* What is being asked
Wherever the word "records" appears in a line, extract that line.

Collected data entries
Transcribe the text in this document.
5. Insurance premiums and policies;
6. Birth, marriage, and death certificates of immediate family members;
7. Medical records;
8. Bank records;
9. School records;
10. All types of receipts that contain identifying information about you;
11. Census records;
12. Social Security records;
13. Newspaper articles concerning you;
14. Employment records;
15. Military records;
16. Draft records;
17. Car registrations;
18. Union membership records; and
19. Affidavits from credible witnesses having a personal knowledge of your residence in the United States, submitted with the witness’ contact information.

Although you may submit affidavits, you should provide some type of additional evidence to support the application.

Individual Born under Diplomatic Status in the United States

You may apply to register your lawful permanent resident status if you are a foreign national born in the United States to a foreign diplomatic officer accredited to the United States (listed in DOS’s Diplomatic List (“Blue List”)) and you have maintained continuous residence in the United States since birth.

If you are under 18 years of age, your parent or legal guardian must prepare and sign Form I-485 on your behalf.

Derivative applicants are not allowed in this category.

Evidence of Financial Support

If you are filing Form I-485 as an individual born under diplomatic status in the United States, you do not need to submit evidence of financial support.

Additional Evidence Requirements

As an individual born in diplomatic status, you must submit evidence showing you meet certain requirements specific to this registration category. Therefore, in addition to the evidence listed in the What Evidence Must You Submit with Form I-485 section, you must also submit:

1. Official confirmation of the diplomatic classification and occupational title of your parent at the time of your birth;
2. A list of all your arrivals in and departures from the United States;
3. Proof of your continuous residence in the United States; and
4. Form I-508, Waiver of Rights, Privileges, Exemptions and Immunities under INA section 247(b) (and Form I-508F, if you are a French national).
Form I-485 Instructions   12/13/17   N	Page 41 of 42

* Task solution
7. Medical records;
8. Bank records;
9. School records;
11. Census records;
12. Social Security records;
14. Employment records;
15. Military records;
16. Draft records;
18. Union membership records; and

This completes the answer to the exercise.